● **EXERCISE REQUIREMENTS**: Retype everything in the listing, leaving each line exactly as it is.

● **STORED RECORDS**:
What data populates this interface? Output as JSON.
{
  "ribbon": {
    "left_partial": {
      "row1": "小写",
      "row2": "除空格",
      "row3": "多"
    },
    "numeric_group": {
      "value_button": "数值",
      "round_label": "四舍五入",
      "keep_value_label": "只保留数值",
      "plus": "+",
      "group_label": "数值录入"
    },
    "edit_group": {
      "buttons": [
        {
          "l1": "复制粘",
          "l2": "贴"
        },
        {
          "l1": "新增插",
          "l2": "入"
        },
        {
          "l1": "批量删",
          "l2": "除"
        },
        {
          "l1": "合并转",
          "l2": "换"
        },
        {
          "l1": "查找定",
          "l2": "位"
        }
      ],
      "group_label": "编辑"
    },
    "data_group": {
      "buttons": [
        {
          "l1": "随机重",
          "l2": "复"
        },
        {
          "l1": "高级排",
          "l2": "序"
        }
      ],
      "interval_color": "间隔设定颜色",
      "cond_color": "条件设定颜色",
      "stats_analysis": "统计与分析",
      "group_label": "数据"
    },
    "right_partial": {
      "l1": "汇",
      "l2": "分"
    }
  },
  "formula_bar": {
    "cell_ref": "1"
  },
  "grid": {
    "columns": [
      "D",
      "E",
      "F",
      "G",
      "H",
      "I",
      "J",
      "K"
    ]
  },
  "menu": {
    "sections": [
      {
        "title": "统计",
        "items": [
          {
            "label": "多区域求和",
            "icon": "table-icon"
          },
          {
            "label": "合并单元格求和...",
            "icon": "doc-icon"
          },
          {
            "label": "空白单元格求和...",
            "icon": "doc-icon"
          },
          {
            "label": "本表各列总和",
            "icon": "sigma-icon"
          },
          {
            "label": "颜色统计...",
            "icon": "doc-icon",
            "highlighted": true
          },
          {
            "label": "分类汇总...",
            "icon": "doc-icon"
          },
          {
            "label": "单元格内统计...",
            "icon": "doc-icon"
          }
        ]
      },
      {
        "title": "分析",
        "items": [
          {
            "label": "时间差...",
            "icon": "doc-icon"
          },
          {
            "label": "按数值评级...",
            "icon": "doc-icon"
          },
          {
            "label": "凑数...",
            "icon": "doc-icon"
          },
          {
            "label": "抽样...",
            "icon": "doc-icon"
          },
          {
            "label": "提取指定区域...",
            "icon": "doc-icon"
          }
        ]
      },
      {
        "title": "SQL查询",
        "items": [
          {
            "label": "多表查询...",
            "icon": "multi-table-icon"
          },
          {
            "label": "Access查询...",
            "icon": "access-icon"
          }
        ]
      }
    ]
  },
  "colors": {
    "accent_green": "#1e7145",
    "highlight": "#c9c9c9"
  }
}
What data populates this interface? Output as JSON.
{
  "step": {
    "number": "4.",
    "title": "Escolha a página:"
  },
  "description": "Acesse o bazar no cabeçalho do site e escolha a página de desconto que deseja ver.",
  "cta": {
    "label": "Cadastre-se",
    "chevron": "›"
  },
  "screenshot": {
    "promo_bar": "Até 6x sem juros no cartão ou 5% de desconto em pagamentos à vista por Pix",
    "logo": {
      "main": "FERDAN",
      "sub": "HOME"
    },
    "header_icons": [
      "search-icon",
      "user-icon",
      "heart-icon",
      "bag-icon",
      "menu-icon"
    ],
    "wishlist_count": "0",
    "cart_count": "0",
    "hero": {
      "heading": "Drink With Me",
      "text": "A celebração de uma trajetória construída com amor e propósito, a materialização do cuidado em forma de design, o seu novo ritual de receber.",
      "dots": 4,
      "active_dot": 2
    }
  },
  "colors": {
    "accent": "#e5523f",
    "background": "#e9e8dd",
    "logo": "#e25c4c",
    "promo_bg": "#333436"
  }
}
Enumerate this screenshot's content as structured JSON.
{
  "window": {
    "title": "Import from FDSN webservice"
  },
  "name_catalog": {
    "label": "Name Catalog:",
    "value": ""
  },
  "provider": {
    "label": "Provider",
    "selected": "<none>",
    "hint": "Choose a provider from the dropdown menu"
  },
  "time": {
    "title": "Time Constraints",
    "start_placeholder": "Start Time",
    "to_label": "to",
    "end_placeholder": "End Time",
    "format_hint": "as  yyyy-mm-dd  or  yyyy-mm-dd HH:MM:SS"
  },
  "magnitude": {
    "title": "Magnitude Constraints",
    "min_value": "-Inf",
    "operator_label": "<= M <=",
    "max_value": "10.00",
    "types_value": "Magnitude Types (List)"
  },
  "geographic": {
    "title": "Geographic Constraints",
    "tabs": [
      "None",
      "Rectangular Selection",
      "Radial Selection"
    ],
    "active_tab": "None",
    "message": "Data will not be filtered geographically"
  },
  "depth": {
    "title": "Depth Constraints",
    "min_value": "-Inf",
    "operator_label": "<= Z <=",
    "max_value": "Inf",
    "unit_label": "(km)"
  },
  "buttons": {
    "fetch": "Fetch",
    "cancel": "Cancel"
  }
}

● **COMPLETE OUTPUT**:
What data populates this interface? Output as JSON.
{
  "ribbon": {
    "left_partial": {
      "row1": "小写",
      "row2": "除空格",
      "row3": "多"
    },
    "numeric_group": {
      "value_button": "数值",
      "round_label": "四舍五入",
      "keep_value_label": "只保留数值",
      "plus": "+",
      "group_label": "数值录入"
    },
    "edit_group": {
      "buttons": [
        {
          "l1": "复制粘",
          "l2": "贴"
        },
        {
          "l1": "新增插",
          "l2": "入"
        },
        {
          "l1": "批量删",
          "l2": "除"
        },
        {
          "l1": "合并转",
          "l2": "换"
        },
        {
          "l1": "查找定",
          "l2": "位"
        }
      ],
      "group_label": "编辑"
    },
    "data_group": {
      "buttons": [
        {
          "l1": "随机重",
          "l2": "复"
        },
        {
          "l1": "高级排",
          "l2": "序"
        }
      ],
      "interval_color": "间隔设定颜色",
      "cond_color": "条件设定颜色",
      "stats_analysis": "统计与分析",
      "group_label": "数据"
    },
    "right_partial": {
      "l1": "汇",
      "l2": "分"
    }
  },
  "formula_bar": {
    "cell_ref": "1"
  },
  "grid": {
    "columns": [
      "D",
      "E",
      "F",
      "G",
      "H",
      "I",
      "J",
      "K"
    ]
  },
  "menu": {
    "sections": [
      {
        "title": "统计",
        "items": [
          {
            "label": "多区域求和",
            "icon": "table-icon"
          },
          {
            "label": "合并单元格求和...",
            "icon": "doc-icon"
          },
          {
            "label": "空白单元格求和...",
            "icon": "doc-icon"
          },
          {
            "label": "本表各列总和",
            "icon": "sigma-icon"
          },
          {
            "label": "颜色统计...",
            "icon": "doc-icon",
            "highlighted": true
          },
          {
            "label": "分类汇总...",
            "icon": "doc-icon"
          },
          {
            "label": "单元格内统计...",
            "icon": "doc-icon"
          }
        ]
      },
      {
        "title": "分析",
        "items": [
          {
            "label": "时间差...",
            "icon": "doc-icon"
          },
          {
            "label": "按数值评级...",
            "icon": "doc-icon"
          },
          {
            "label": "凑数...",
            "icon": "doc-icon"
          },
          {
            "label": "抽样...",
            "icon": "doc-icon"
          },
          {
            "label": "提取指定区域...",
            "icon": "doc-icon"
          }
        ]
      },
      {
        "title": "SQL查询",
        "items": [
          {
            "label": "多表查询...",
            "icon": "multi-table-icon"
          },
          {
            "label": "Access查询...",
            "icon": "access-icon"
          }
        ]
      }
    ]
  },
  "colors": {
    "accent_green": "#1e7145",
    "highlight": "#c9c9c9"
  }
}
What data populates this interface? Output as JSON.
{
  "step": {
    "number": "4.",
    "title": "Escolha a página:"
  },
  "description": "Acesse o bazar no cabeçalho do site e escolha a página de desconto que deseja ver.",
  "cta": {
    "label": "Cadastre-se",
    "chevron": "›"
  },
  "screenshot": {
    "promo_bar": "Até 6x sem juros no cartão ou 5% de desconto em pagamentos à vista por Pix",
    "logo": {
      "main": "FERDAN",
      "sub": "HOME"
    },
    "header_icons": [
      "search-icon",
      "user-icon",
      "heart-icon",
      "bag-icon",
      "menu-icon"
    ],
    "wishlist_count": "0",
    "cart_count": "0",
    "hero": {
      "heading": "Drink With Me",
      "text": "A celebração de uma trajetória construída com amor e propósito, a materialização do cuidado em forma de design, o seu novo ritual de receber.",
      "dots": 4,
      "active_dot": 2
    }
  },
  "colors": {
    "accent": "#e5523f",
    "background": "#e9e8dd",
    "logo": "#e25c4c",
    "promo_bg": "#333436"
  }
}
Enumerate this screenshot's content as structured JSON.
{
  "window": {
    "title": "Import from FDSN webservice"
  },
  "name_catalog": {
    "label": "Name Catalog:",
    "value": ""
  },
  "provider": {
    "label": "Provider",
    "selected": "<none>",
    "hint": "Choose a provider from the dropdown menu"
  },
  "time": {
    "title": "Time Constraints",
    "start_placeholder": "Start Time",
    "to_label": "to",
    "end_placeholder": "End Time",
    "format_hint": "as  yyyy-mm-dd  or  yyyy-mm-dd HH:MM:SS"
  },
  "magnitude": {
    "title": "Magnitude Constraints",
    "min_value": "-Inf",
    "operator_label": "<= M <=",
    "max_value": "10.00",
    "types_value": "Magnitude Types (List)"
  },
  "geographic": {
    "title": "Geographic Constraints",
    "tabs": [
      "None",
      "Rectangular Selection",
      "Radial Selection"
    ],
    "active_tab": "None",
    "message": "Data will not be filtered geographically"
  },
  "depth": {
    "title": "Depth Constraints",
    "min_value": "-Inf",
    "operator_label": "<= Z <=",
    "max_value": "Inf",
    "unit_label": "(km)"
  },
  "buttons": {
    "fetch": "Fetch",
    "cancel": "Cancel"
  }
}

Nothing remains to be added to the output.